[Items from a figure collection]
[START]

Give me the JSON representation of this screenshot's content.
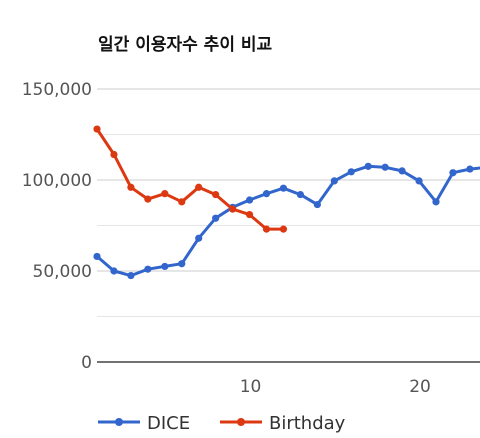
{
  "chart_data": {
    "type": "line",
    "title": "일간 이용자수 추이 비교",
    "xlabel": "",
    "ylabel": "",
    "x_ticks": [
      10,
      20
    ],
    "y_ticks": [
      "0",
      "50,000",
      "100,000",
      "150,000"
    ],
    "ylim": [
      0,
      150000
    ],
    "grid": true,
    "legend_position": "bottom-left",
    "series": [
      {
        "name": "DICE",
        "color": "#3366cc",
        "x": [
          1,
          2,
          3,
          4,
          5,
          6,
          7,
          8,
          9,
          10,
          11,
          12,
          13,
          14,
          15,
          16,
          17,
          18,
          19,
          20,
          21,
          22,
          23,
          24
        ],
        "values": [
          58000,
          50000,
          47500,
          51000,
          52500,
          54000,
          68000,
          79000,
          85000,
          89000,
          92500,
          95500,
          92000,
          86500,
          99500,
          104500,
          107500,
          107000,
          105000,
          99500,
          88000,
          104000,
          106000,
          107000
        ]
      },
      {
        "name": "Birthday",
        "color": "#dc3912",
        "x": [
          1,
          2,
          3,
          4,
          5,
          6,
          7,
          8,
          9,
          10,
          11,
          12
        ],
        "values": [
          128000,
          114000,
          96000,
          89500,
          92500,
          88000,
          96000,
          92000,
          84000,
          81000,
          73000,
          73000
        ]
      }
    ]
  }
}
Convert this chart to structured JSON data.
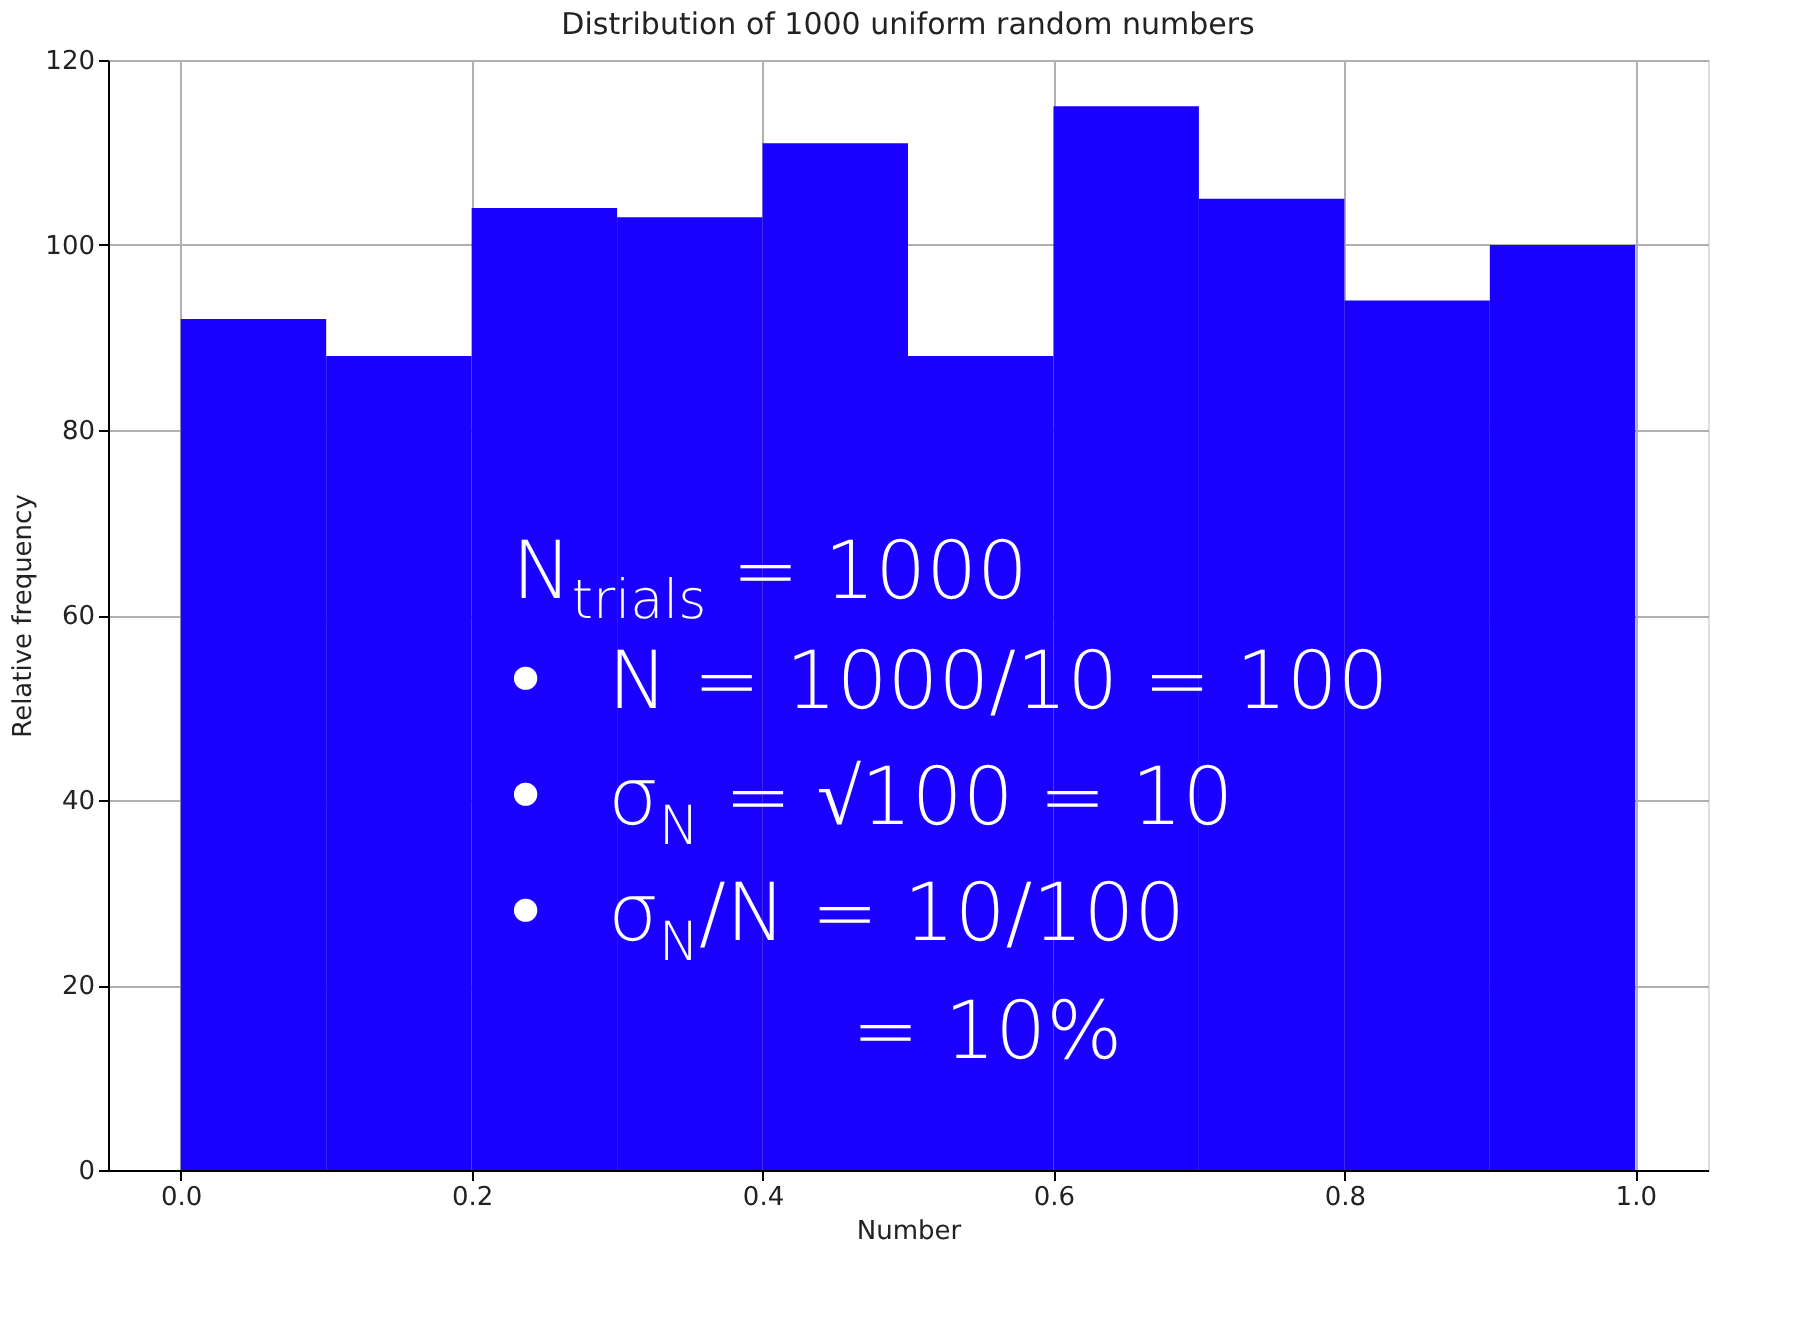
{
  "chart_data": {
    "type": "histogram",
    "title": "Distribution of 1000 uniform random numbers",
    "xlabel": "Number",
    "ylabel": "Relative frequency",
    "bins": [
      0.0,
      0.1,
      0.2,
      0.3,
      0.4,
      0.5,
      0.6,
      0.7,
      0.8,
      0.9,
      1.0
    ],
    "values": [
      92,
      88,
      104,
      103,
      111,
      88,
      115,
      105,
      94,
      100
    ],
    "color": "#1a00ff",
    "xlim": [
      -0.05,
      1.05
    ],
    "xticks": [
      {
        "value": 0,
        "label": "0.0"
      },
      {
        "value": 0.2,
        "label": "0.2"
      },
      {
        "value": 0.4,
        "label": "0.4"
      },
      {
        "value": 0.6,
        "label": "0.6"
      },
      {
        "value": 0.8,
        "label": "0.8"
      },
      {
        "value": 1,
        "label": "1.0"
      }
    ],
    "ylim": [
      0,
      120
    ],
    "yticks": [
      0,
      20,
      40,
      60,
      80,
      100,
      120
    ],
    "grid": true,
    "annotations": [
      "N$_{trials}$ = 1000",
      "• N = 1000/10 = 100",
      "• σ$_{N}$ = √100 = 10",
      "• σ$_{N}$/N = 10/100",
      "= 10%"
    ]
  }
}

[END]

● WHAT THE TASK REQUIRES
All of the lines above should be retyped precisely, apart from the pictures.

● SOLUTION
Give me the JSON representation of this screenshot's content.
{
  "chart_data": {
    "type": "line",
    "title": "일간 이용자수 추이 비교",
    "xlabel": "",
    "ylabel": "",
    "x_ticks": [
      10,
      20
    ],
    "y_ticks": [
      "0",
      "50,000",
      "100,000",
      "150,000"
    ],
    "ylim": [
      0,
      150000
    ],
    "grid": true,
    "legend_position": "bottom-left",
    "series": [
      {
        "name": "DICE",
        "color": "#3366cc",
        "x": [
          1,
          2,
          3,
          4,
          5,
          6,
          7,
          8,
          9,
          10,
          11,
          12,
          13,
          14,
          15,
          16,
          17,
          18,
          19,
          20,
          21,
          22,
          23,
          24
        ],
        "values": [
          58000,
          50000,
          47500,
          51000,
          52500,
          54000,
          68000,
          79000,
          85000,
          89000,
          92500,
          95500,
          92000,
          86500,
          99500,
          104500,
          107500,
          107000,
          105000,
          99500,
          88000,
          104000,
          106000,
          107000
        ]
      },
      {
        "name": "Birthday",
        "color": "#dc3912",
        "x": [
          1,
          2,
          3,
          4,
          5,
          6,
          7,
          8,
          9,
          10,
          11,
          12
        ],
        "values": [
          128000,
          114000,
          96000,
          89500,
          92500,
          88000,
          96000,
          92000,
          84000,
          81000,
          73000,
          73000
        ]
      }
    ]
  }
}
Convert this chart to structured JSON data.
{
  "chart_data": {
    "type": "histogram",
    "title": "Distribution of 1000 uniform random numbers",
    "xlabel": "Number",
    "ylabel": "Relative frequency",
    "bins": [
      0.0,
      0.1,
      0.2,
      0.3,
      0.4,
      0.5,
      0.6,
      0.7,
      0.8,
      0.9,
      1.0
    ],
    "values": [
      92,
      88,
      104,
      103,
      111,
      88,
      115,
      105,
      94,
      100
    ],
    "color": "#1a00ff",
    "xlim": [
      -0.05,
      1.05
    ],
    "xticks": [
      {
        "value": 0,
        "label": "0.0"
      },
      {
        "value": 0.2,
        "label": "0.2"
      },
      {
        "value": 0.4,
        "label": "0.4"
      },
      {
        "value": 0.6,
        "label": "0.6"
      },
      {
        "value": 0.8,
        "label": "0.8"
      },
      {
        "value": 1,
        "label": "1.0"
      }
    ],
    "ylim": [
      0,
      120
    ],
    "yticks": [
      0,
      20,
      40,
      60,
      80,
      100,
      120
    ],
    "grid": true,
    "annotations": [
      "N$_{trials}$ = 1000",
      "• N = 1000/10 = 100",
      "• σ$_{N}$ = √100 = 10",
      "• σ$_{N}$/N = 10/100",
      "= 10%"
    ]
  }
}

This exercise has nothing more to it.